[START OF GIVEN PASSAGE]

The Patent Trial and Appeal Board (PTAB) doesn’t always get it right. This was demonstrated once again in a case where the U.S. Court of Appeals for the Federal Circuit found that the board had improperly failed to consider some vital factors when evaluating whether a patent application contained the requisite written description of the invention.

A question of plasticity

Global IP Holdings LLC owns a patent on carpeted automotive vehicle load floors that have sandwich-type composite panels with cellular cores. The patent describes the load floors as including thermoplastic materials. Global filed a reissue application seeking to broaden the patent’s coverage. In particular, it replaced the term “thermoplastic” with “plastic.”

The U.S. Patent and Trademark Office’s rules for reissue applications require an inventor to provide an oath or declaration specifically identifying the error relied on as the basis for reissue. The load floor’s inventor filed a declaration explaining that, at the time of the invention, he was aware of the use of plastics other than thermoplastics for the composite panel. He also cited other evidence of the use of thermoset plastics, rather than thermoplastics, in vehicle load floors. The examiner, however, rejected the broadened claims, finding that they claimed “new matter.”

The PTAB affirmed, rejecting Global’s argument that the type of plastic used wasn’t critical to the invention and that plastics other than thermoplastics were predictable options. The PTAB found that the description of the invention in the patent specification was insufficient, “regardless of the predictability of the results of substituting alternatives, or the actual criticality of thermoplastics in the overall invention.” Global appealed to the Federal Circuit.

[END OF GIVEN PASSAGE]
[START OF PROVIDED RECORDS]

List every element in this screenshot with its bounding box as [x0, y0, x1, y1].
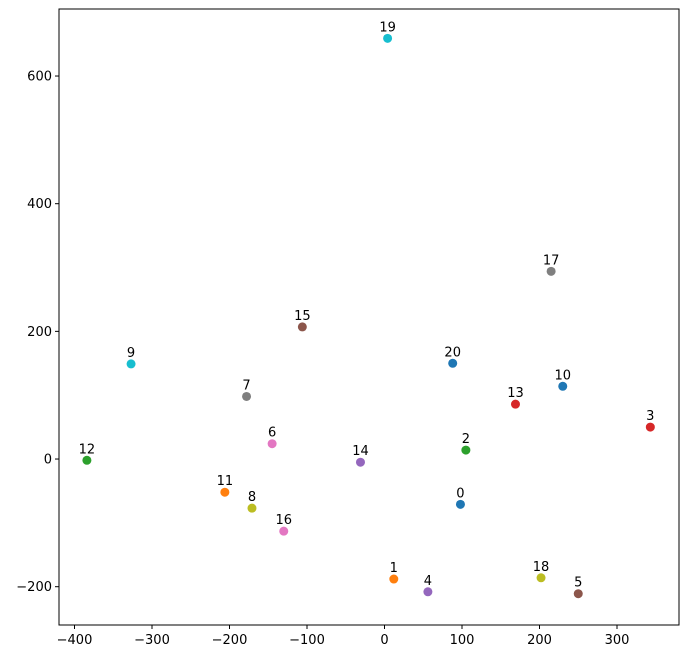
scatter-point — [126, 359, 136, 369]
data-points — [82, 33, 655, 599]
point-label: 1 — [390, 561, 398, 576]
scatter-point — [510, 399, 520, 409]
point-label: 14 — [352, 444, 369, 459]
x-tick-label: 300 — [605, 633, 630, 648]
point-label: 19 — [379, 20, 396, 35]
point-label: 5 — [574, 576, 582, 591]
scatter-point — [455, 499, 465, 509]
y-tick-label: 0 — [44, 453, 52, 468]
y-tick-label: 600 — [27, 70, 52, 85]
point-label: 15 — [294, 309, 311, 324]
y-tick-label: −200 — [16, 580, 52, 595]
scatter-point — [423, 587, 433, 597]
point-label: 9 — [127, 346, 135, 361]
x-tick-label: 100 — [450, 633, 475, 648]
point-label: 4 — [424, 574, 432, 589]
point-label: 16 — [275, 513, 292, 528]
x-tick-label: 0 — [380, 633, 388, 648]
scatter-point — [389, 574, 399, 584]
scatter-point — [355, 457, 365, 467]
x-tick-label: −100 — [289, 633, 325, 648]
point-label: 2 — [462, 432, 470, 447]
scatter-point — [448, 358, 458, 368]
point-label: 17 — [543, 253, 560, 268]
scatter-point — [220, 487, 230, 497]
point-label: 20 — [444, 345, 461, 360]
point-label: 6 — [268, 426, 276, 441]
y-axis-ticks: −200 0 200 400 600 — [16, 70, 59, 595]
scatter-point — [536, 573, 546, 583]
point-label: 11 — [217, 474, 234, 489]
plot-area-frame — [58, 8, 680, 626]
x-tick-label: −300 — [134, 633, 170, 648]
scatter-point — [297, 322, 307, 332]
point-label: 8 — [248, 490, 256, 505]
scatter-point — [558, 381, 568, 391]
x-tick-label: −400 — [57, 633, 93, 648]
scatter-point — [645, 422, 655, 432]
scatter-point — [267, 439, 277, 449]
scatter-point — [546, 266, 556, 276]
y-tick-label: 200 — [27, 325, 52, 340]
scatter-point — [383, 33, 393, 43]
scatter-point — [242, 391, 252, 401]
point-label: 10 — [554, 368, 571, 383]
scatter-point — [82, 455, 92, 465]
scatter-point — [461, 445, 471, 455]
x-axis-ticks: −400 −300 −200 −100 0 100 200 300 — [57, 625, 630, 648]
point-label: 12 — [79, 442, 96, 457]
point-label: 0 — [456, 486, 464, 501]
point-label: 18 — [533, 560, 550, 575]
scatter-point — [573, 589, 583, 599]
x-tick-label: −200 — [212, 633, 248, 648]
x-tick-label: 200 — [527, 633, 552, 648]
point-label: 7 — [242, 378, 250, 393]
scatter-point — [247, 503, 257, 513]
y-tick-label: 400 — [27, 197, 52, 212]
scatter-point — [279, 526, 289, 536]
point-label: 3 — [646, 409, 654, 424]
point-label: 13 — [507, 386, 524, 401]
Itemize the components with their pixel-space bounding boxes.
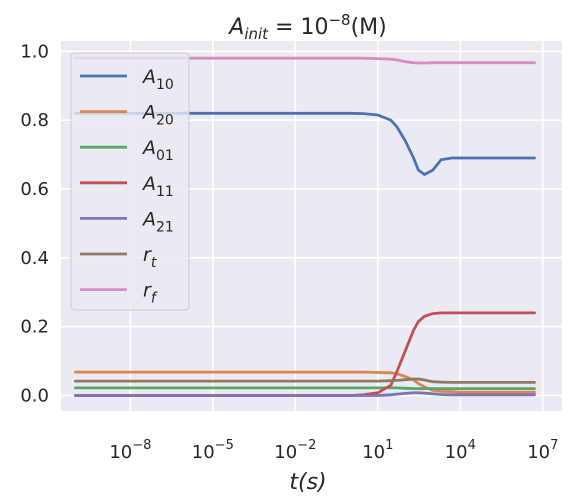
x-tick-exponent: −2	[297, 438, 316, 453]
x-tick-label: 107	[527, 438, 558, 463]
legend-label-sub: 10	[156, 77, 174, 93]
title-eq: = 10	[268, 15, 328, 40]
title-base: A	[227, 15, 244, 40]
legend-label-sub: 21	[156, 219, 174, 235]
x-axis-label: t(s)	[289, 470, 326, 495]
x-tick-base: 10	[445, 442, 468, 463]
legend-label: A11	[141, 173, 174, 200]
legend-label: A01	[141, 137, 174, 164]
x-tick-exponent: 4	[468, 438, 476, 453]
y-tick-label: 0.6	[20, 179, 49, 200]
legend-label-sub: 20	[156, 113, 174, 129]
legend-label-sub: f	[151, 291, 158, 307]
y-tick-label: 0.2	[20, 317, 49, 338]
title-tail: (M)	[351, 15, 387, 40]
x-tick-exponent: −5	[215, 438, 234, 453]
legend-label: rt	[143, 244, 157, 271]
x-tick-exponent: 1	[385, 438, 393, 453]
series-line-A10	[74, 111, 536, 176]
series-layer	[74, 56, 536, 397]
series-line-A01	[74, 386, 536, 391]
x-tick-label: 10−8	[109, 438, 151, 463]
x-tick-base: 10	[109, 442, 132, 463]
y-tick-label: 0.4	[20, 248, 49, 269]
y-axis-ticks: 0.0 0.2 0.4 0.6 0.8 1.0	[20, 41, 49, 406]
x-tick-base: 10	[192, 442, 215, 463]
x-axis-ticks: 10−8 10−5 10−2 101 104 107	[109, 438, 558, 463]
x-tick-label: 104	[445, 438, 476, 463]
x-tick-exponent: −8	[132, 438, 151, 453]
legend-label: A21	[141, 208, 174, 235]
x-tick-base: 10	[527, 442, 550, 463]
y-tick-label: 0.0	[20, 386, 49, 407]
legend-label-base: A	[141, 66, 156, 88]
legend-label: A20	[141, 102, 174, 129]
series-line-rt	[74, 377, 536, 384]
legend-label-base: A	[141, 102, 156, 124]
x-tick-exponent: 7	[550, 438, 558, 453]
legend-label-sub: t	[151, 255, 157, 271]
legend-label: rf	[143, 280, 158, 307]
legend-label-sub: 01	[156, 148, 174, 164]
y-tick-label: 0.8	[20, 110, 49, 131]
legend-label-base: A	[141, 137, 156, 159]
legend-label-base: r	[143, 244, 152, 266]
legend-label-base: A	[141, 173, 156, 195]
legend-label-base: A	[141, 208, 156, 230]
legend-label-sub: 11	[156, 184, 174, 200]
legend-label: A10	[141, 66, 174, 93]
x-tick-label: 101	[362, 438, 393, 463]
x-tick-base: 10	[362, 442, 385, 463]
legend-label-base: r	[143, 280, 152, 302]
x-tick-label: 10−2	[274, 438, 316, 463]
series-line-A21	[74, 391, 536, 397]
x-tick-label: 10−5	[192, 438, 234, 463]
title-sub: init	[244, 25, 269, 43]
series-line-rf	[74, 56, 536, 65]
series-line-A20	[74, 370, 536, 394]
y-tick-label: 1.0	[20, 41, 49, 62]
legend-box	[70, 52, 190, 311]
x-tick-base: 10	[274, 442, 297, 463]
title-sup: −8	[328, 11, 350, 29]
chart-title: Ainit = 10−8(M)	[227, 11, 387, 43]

[END OF PROVIDED RECORDS]

> **REQUIRED TASKS**:
**A.** In the passage on the load floor patent reissue, what did the examiner find when rejecting the broadened claims?
**B.** Repeat the part of the load floor patent passage that opens with the words containing "The Patent Trial" and closes with "of the invention.".
**C.** Go on with the load floor patent passage, starting after its last sentence.

> **EXPECTED ANSWERS**:
**A.** The examiner found that the broadened claims claimed "new matter."

**B.**
The Patent Trial and Appeal Board (PTAB) doesn’t always get it right. This was demonstrated once again in a case where the U.S. Court of Appeals for the Federal Circuit found that the board had improperly failed to consider some vital factors when evaluating whether a patent application contained the requisite written description of the invention.

**C.**
Rejection of PTAB’s rigidity

The Federal Circuit began its review by explaining that the written description requirement is met when the patent specification clearly allows people in the field to recognize that the inventor “invented what is claimed” in the patent. According to the court, the test is met if the patent specification reasonably conveys to people knowledgeable in the relevant field that the inventor had possession of the invention as of the filing date.

The level of detail required to satisfy the written description requirement, the court said, varies depending on the nature and scope of the patent claims and the complexity and predictability of the relevant technology. Therefore, the Federal Circuit found that the PTAB had erred by finding that the predictability of submitting generic plastics for thermoplastics wasn’t relevant to the written description requirement.

In addition, the court noted that it had held in a previous case that the criticality, or importance, of an unclaimed patent limitation can be relevant to the written description inquiry. Patent limitations define the breadth of the claimed invention.

The earlier case involved a patent application that required a metal tip with a tapered shape. The patent owner in that case filed a reissue application to cover both tapered and nontapered tips. The PTAB rejected the application because the only tips disclosed in the original application were tapered. But the court found that the broadened claims merely omitted an unnecessary limitation that had restricted one element of the invention to the exact and noncritical shape disclosed in the original patent.

The Federal Circuit here held that, in some cases, the criticality or importance of the expressly disclosed “species” (such as thermoplastics) may be relevant to whether an inventor had possession of the claimed “genus” (such as plastics) that includes that species.

The case bounces back

Although the appellate court vacated the PTAB’s decision, it declined Global’s request to find that the plastic limitation wasn’t critical to the invention. Instead, the Federal Circuit sent the case back to the PTAB to address the relevant factors, including predictability and criticality, and determine whether the written description requirement was satisfied.

In re: Global IP Holdings LLC, No. 18-1426, July 5, 2019, Fed. Cir.